● Stated task
Omit the pictures from the entries below and retype everything else exactly.

* START Data to process *

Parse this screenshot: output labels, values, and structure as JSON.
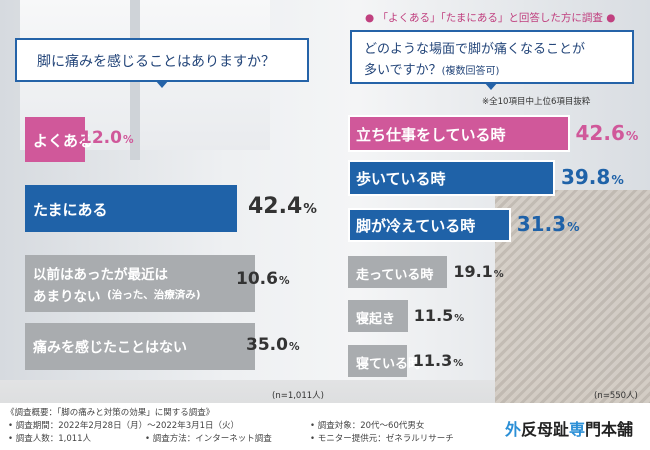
{
  "left_question": "脚に痛みを感じることはありますか？",
  "right_question_line1": "どのような場面で脚が痛くなることが",
  "right_question_line2": "多いですか？",
  "right_question_suffix": "(複数回答可)",
  "survey_tag": "「よくある」「たまにある」と回答した方に調査",
  "top_note": "※全10項目中上位6項目抜粋",
  "colors": {
    "pink": "#d0589a",
    "blue": "#1f62a8",
    "gray": "#a9acaf",
    "border": "#2563a8"
  },
  "chart_data": [
    {
      "type": "bar",
      "orientation": "horizontal",
      "title": "脚に痛みを感じることはありますか？",
      "n_label": "(n=1,011人)",
      "categories": [
        "よくある",
        "たまにある",
        "以前はあったが最近はあまりない（治った、治療済み）",
        "痛みを感じたことはない"
      ],
      "values": [
        12.0,
        42.4,
        10.6,
        35.0
      ],
      "unit": "%",
      "labels": [
        {
          "line1": "よくある",
          "num": "12.0",
          "unit": "%"
        },
        {
          "line1": "たまにある",
          "num": "42.4",
          "unit": "%"
        },
        {
          "line1": "以前はあったが最近は",
          "line2": "あまりない",
          "line2b": "(治った、治療済み)",
          "num": "10.6",
          "unit": "%"
        },
        {
          "line1": "痛みを感じたことはない",
          "num": "35.0",
          "unit": "%"
        }
      ]
    },
    {
      "type": "bar",
      "orientation": "horizontal",
      "title": "どのような場面で脚が痛くなることが多いですか？(複数回答可)",
      "n_label": "(n=550人)",
      "categories": [
        "立ち仕事をしている時",
        "歩いている時",
        "脚が冷えている時",
        "走っている時",
        "寝起き",
        "寝ている時"
      ],
      "values": [
        42.6,
        39.8,
        31.3,
        19.1,
        11.5,
        11.3
      ],
      "unit": "%",
      "labels": [
        {
          "line1": "立ち仕事をしている時",
          "num": "42.6",
          "unit": "%"
        },
        {
          "line1": "歩いている時",
          "num": "39.8",
          "unit": "%"
        },
        {
          "line1": "脚が冷えている時",
          "num": "31.3",
          "unit": "%"
        },
        {
          "line1": "走っている時",
          "num": "19.1",
          "unit": "%"
        },
        {
          "line1": "寝起き",
          "num": "11.5",
          "unit": "%"
        },
        {
          "line1": "寝ている時",
          "num": "11.3",
          "unit": "%"
        }
      ]
    }
  ],
  "footer": {
    "overview": "《調査概要：「脚の痛みと対策の効果」に関する調査》",
    "period": "• 調査期間：2022年2月28日（月）〜2022年3月1日（火）",
    "people": "• 調査人数：1,011人",
    "method": "• 調査方法：インターネット調査",
    "target": "• 調査対象：20代〜60代男女",
    "provider": "• モニター提供元：ゼネラルリサーチ"
  },
  "brand": {
    "part1": "外",
    "part2": "反母趾",
    "part3": "専",
    "part4": "門本舗"
  }
}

* END Data to process *

● Exercise output
Parse this screenshot: output labels, values, and structure as JSON.
{
  "left_question": "脚に痛みを感じることはありますか？",
  "right_question_line1": "どのような場面で脚が痛くなることが",
  "right_question_line2": "多いですか？",
  "right_question_suffix": "(複数回答可)",
  "survey_tag": "「よくある」「たまにある」と回答した方に調査",
  "top_note": "※全10項目中上位6項目抜粋",
  "colors": {
    "pink": "#d0589a",
    "blue": "#1f62a8",
    "gray": "#a9acaf",
    "border": "#2563a8"
  },
  "chart_data": [
    {
      "type": "bar",
      "orientation": "horizontal",
      "title": "脚に痛みを感じることはありますか？",
      "n_label": "(n=1,011人)",
      "categories": [
        "よくある",
        "たまにある",
        "以前はあったが最近はあまりない（治った、治療済み）",
        "痛みを感じたことはない"
      ],
      "values": [
        12.0,
        42.4,
        10.6,
        35.0
      ],
      "unit": "%",
      "labels": [
        {
          "line1": "よくある",
          "num": "12.0",
          "unit": "%"
        },
        {
          "line1": "たまにある",
          "num": "42.4",
          "unit": "%"
        },
        {
          "line1": "以前はあったが最近は",
          "line2": "あまりない",
          "line2b": "(治った、治療済み)",
          "num": "10.6",
          "unit": "%"
        },
        {
          "line1": "痛みを感じたことはない",
          "num": "35.0",
          "unit": "%"
        }
      ]
    },
    {
      "type": "bar",
      "orientation": "horizontal",
      "title": "どのような場面で脚が痛くなることが多いですか？(複数回答可)",
      "n_label": "(n=550人)",
      "categories": [
        "立ち仕事をしている時",
        "歩いている時",
        "脚が冷えている時",
        "走っている時",
        "寝起き",
        "寝ている時"
      ],
      "values": [
        42.6,
        39.8,
        31.3,
        19.1,
        11.5,
        11.3
      ],
      "unit": "%",
      "labels": [
        {
          "line1": "立ち仕事をしている時",
          "num": "42.6",
          "unit": "%"
        },
        {
          "line1": "歩いている時",
          "num": "39.8",
          "unit": "%"
        },
        {
          "line1": "脚が冷えている時",
          "num": "31.3",
          "unit": "%"
        },
        {
          "line1": "走っている時",
          "num": "19.1",
          "unit": "%"
        },
        {
          "line1": "寝起き",
          "num": "11.5",
          "unit": "%"
        },
        {
          "line1": "寝ている時",
          "num": "11.3",
          "unit": "%"
        }
      ]
    }
  ],
  "footer": {
    "overview": "《調査概要：「脚の痛みと対策の効果」に関する調査》",
    "period": "• 調査期間：2022年2月28日（月）〜2022年3月1日（火）",
    "people": "• 調査人数：1,011人",
    "method": "• 調査方法：インターネット調査",
    "target": "• 調査対象：20代〜60代男女",
    "provider": "• モニター提供元：ゼネラルリサーチ"
  },
  "brand": {
    "part1": "外",
    "part2": "反母趾",
    "part3": "専",
    "part4": "門本舗"
  }
}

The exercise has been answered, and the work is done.